--- Request ---
Gather every line in the records below that contains the word "values".

[Start Data supplied]

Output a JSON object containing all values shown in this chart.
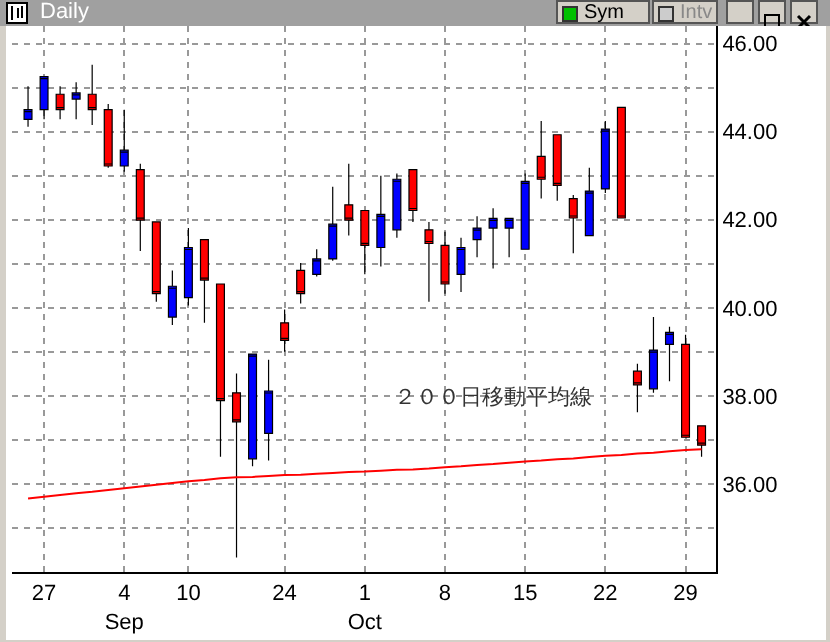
{
  "chart_data": {
    "type": "candlestick",
    "title": "Daily",
    "annotations": [
      "Sym",
      "Intv"
    ],
    "categories": [
      null,
      "27",
      null,
      null,
      null,
      null,
      "4\nSep",
      null,
      null,
      null,
      "10",
      null,
      null,
      null,
      null,
      null,
      "24",
      null,
      null,
      null,
      null,
      "1\nOct",
      null,
      null,
      null,
      null,
      "8",
      null,
      null,
      null,
      null,
      "15",
      null,
      null,
      null,
      null,
      "22",
      null,
      null,
      null,
      null,
      "29",
      null
    ],
    "ohlc": [
      [
        44.28,
        45.03,
        44.11,
        44.5
      ],
      [
        44.5,
        45.25,
        44.28,
        45.25
      ],
      [
        44.85,
        45.03,
        44.28,
        44.5
      ],
      [
        44.74,
        45.12,
        44.28,
        44.88
      ],
      [
        44.85,
        45.52,
        44.15,
        44.5
      ],
      [
        44.5,
        44.63,
        43.18,
        43.22
      ],
      [
        43.22,
        44.5,
        43.09,
        43.58
      ],
      [
        43.14,
        43.27,
        41.29,
        41.99
      ],
      [
        41.95,
        41.95,
        40.14,
        40.32
      ],
      [
        39.79,
        40.85,
        39.61,
        40.49
      ],
      [
        40.23,
        41.81,
        40.05,
        41.37
      ],
      [
        41.55,
        41.55,
        39.66,
        40.63
      ],
      [
        40.54,
        40.54,
        36.62,
        37.89
      ],
      [
        38.07,
        38.51,
        34.33,
        37.41
      ],
      [
        36.57,
        38.95,
        36.4,
        38.95
      ],
      [
        37.15,
        38.82,
        36.53,
        38.11
      ],
      [
        39.66,
        39.96,
        39.0,
        39.26
      ],
      [
        40.85,
        41.02,
        40.1,
        40.32
      ],
      [
        40.76,
        41.33,
        40.71,
        41.11
      ],
      [
        41.11,
        42.75,
        41.07,
        41.9
      ],
      [
        42.34,
        43.27,
        41.64,
        41.99
      ],
      [
        42.21,
        42.21,
        40.76,
        41.42
      ],
      [
        41.37,
        43.0,
        40.94,
        42.12
      ],
      [
        41.77,
        43.05,
        41.59,
        42.92
      ],
      [
        43.14,
        43.14,
        41.95,
        42.21
      ],
      [
        41.77,
        41.95,
        40.14,
        41.46
      ],
      [
        41.42,
        41.73,
        40.32,
        40.54
      ],
      [
        40.76,
        41.59,
        40.36,
        41.37
      ],
      [
        41.55,
        42.08,
        41.15,
        41.81
      ],
      [
        41.81,
        42.26,
        40.89,
        42.03
      ],
      [
        41.81,
        42.03,
        41.15,
        42.03
      ],
      [
        41.33,
        43.05,
        41.33,
        42.87
      ],
      [
        43.44,
        44.24,
        42.48,
        42.92
      ],
      [
        43.93,
        43.93,
        42.43,
        42.78
      ],
      [
        42.48,
        42.56,
        41.24,
        42.04
      ],
      [
        41.64,
        43.18,
        41.64,
        42.65
      ],
      [
        42.7,
        44.24,
        42.61,
        44.06
      ],
      [
        44.55,
        44.55,
        42.04,
        42.04
      ],
      [
        38.56,
        38.73,
        37.63,
        38.25
      ],
      [
        38.16,
        39.79,
        38.07,
        39.04
      ],
      [
        39.17,
        39.57,
        38.33,
        39.44
      ],
      [
        39.17,
        39.39,
        37.06,
        37.06
      ],
      [
        37.32,
        37.32,
        36.62,
        36.88
      ]
    ],
    "colors": [
      "#0000ff",
      "#0000ff",
      "#ff0000",
      "#0000ff",
      "#ff0000",
      "#ff0000",
      "#0000ff",
      "#ff0000",
      "#ff0000",
      "#0000ff",
      "#0000ff",
      "#ff0000",
      "#ff0000",
      "#ff0000",
      "#0000ff",
      "#0000ff",
      "#ff0000",
      "#ff0000",
      "#0000ff",
      "#0000ff",
      "#ff0000",
      "#ff0000",
      "#0000ff",
      "#0000ff",
      "#ff0000",
      "#ff0000",
      "#ff0000",
      "#0000ff",
      "#0000ff",
      "#0000ff",
      "#0000ff",
      "#0000ff",
      "#ff0000",
      "#ff0000",
      "#ff0000",
      "#0000ff",
      "#0000ff",
      "#ff0000",
      "#ff0000",
      "#0000ff",
      "#0000ff",
      "#ff0000",
      "#ff0000"
    ],
    "series": [
      {
        "type": "line",
        "name": "２００日移動平均線",
        "color": "#ff0000",
        "values": [
          35.67,
          35.71,
          35.75,
          35.79,
          35.82,
          35.86,
          35.9,
          35.94,
          35.98,
          36.02,
          36.06,
          36.09,
          36.13,
          36.15,
          36.16,
          36.18,
          36.2,
          36.21,
          36.23,
          36.25,
          36.27,
          36.28,
          36.3,
          36.32,
          36.33,
          36.35,
          36.38,
          36.4,
          36.43,
          36.45,
          36.48,
          36.51,
          36.53,
          36.56,
          36.58,
          36.61,
          36.64,
          36.66,
          36.69,
          36.71,
          36.74,
          36.77,
          36.79
        ]
      }
    ],
    "ylim": [
      34,
      46.4
    ],
    "yticks": [
      {
        "value": 36,
        "label": "36.00"
      },
      {
        "value": 37,
        "label": null
      },
      {
        "value": 38,
        "label": "38.00"
      },
      {
        "value": 39,
        "label": null
      },
      {
        "value": 40,
        "label": "40.00"
      },
      {
        "value": 41,
        "label": null
      },
      {
        "value": 42,
        "label": "42.00"
      },
      {
        "value": 43,
        "label": null
      },
      {
        "value": 44,
        "label": "44.00"
      },
      {
        "value": 45,
        "label": null
      },
      {
        "value": 46,
        "label": "46.00"
      },
      {
        "value": 35,
        "label": null
      }
    ],
    "grid": true,
    "legend": false,
    "marker": "none",
    "line_style": "solid"
  }
}
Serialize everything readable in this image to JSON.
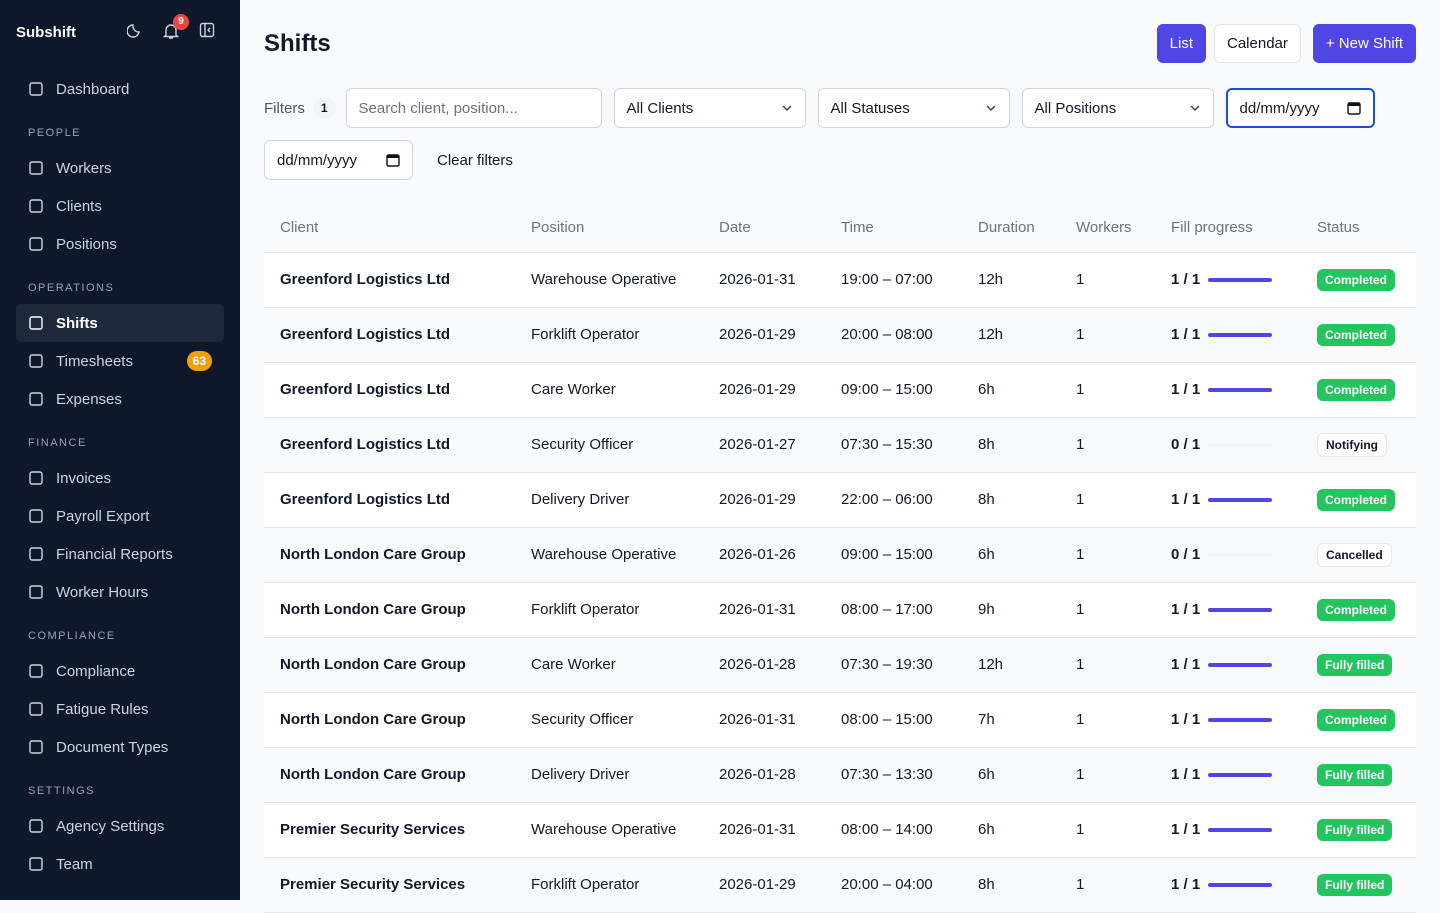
{
  "sidebar": {
    "brand": "Subshift",
    "notification_count": 9,
    "sections": [
      {
        "items": [
          {
            "label": "Dashboard"
          }
        ]
      },
      {
        "title": "PEOPLE",
        "items": [
          {
            "label": "Workers"
          },
          {
            "label": "Clients"
          },
          {
            "label": "Positions"
          }
        ]
      },
      {
        "title": "OPERATIONS",
        "items": [
          {
            "label": "Shifts",
            "active": true
          },
          {
            "label": "Timesheets",
            "badge": 63
          },
          {
            "label": "Expenses"
          }
        ]
      },
      {
        "title": "FINANCE",
        "items": [
          {
            "label": "Invoices"
          },
          {
            "label": "Payroll Export"
          },
          {
            "label": "Financial Reports"
          },
          {
            "label": "Worker Hours"
          }
        ]
      },
      {
        "title": "COMPLIANCE",
        "items": [
          {
            "label": "Compliance"
          },
          {
            "label": "Fatigue Rules"
          },
          {
            "label": "Document Types"
          }
        ]
      },
      {
        "title": "SETTINGS",
        "items": [
          {
            "label": "Agency Settings"
          },
          {
            "label": "Team"
          }
        ]
      }
    ]
  },
  "header": {
    "title": "Shifts",
    "buttons": [
      "List",
      "Calendar",
      "+ New Shift"
    ]
  },
  "filters": {
    "label": "Filters",
    "count": 1,
    "search_placeholder": "Search client, position...",
    "selects": [
      "All Clients",
      "All Statuses",
      "All Positions"
    ],
    "date_from": "dd/mm/yyyy",
    "date_to": "dd/mm/yyyy",
    "clear": "Clear filters"
  },
  "table": {
    "columns": [
      "Client",
      "Position",
      "Date",
      "Time",
      "Duration",
      "Workers",
      "Fill progress",
      "Status"
    ],
    "rows": [
      [
        "Greenford Logistics Ltd",
        "Warehouse Operative",
        "2026-01-31",
        "19:00 – 07:00",
        "12h",
        1,
        "1 / 1",
        "Completed"
      ],
      [
        "Greenford Logistics Ltd",
        "Forklift Operator",
        "2026-01-29",
        "20:00 – 08:00",
        "12h",
        1,
        "1 / 1",
        "Completed"
      ],
      [
        "Greenford Logistics Ltd",
        "Care Worker",
        "2026-01-29",
        "09:00 – 15:00",
        "6h",
        1,
        "1 / 1",
        "Completed"
      ],
      [
        "Greenford Logistics Ltd",
        "Security Officer",
        "2026-01-27",
        "07:30 – 15:30",
        "8h",
        1,
        "0 / 1",
        "Notifying"
      ],
      [
        "Greenford Logistics Ltd",
        "Delivery Driver",
        "2026-01-29",
        "22:00 – 06:00",
        "8h",
        1,
        "1 / 1",
        "Completed"
      ],
      [
        "North London Care Group",
        "Warehouse Operative",
        "2026-01-26",
        "09:00 – 15:00",
        "6h",
        1,
        "0 / 1",
        "Cancelled"
      ],
      [
        "North London Care Group",
        "Forklift Operator",
        "2026-01-31",
        "08:00 – 17:00",
        "9h",
        1,
        "1 / 1",
        "Completed"
      ],
      [
        "North London Care Group",
        "Care Worker",
        "2026-01-28",
        "07:30 – 19:30",
        "12h",
        1,
        "1 / 1",
        "Fully filled"
      ],
      [
        "North London Care Group",
        "Security Officer",
        "2026-01-31",
        "08:00 – 15:00",
        "7h",
        1,
        "1 / 1",
        "Completed"
      ],
      [
        "North London Care Group",
        "Delivery Driver",
        "2026-01-28",
        "07:30 – 13:30",
        "6h",
        1,
        "1 / 1",
        "Fully filled"
      ],
      [
        "Premier Security Services",
        "Warehouse Operative",
        "2026-01-31",
        "08:00 – 14:00",
        "6h",
        1,
        "1 / 1",
        "Fully filled"
      ],
      [
        "Premier Security Services",
        "Forklift Operator",
        "2026-01-29",
        "20:00 – 04:00",
        "8h",
        1,
        "1 / 1",
        "Fully filled"
      ]
    ]
  }
}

[End Data supplied]

--- Reply to the exercise ---
Output a JSON object containing all values shown in this chart.
        "values": [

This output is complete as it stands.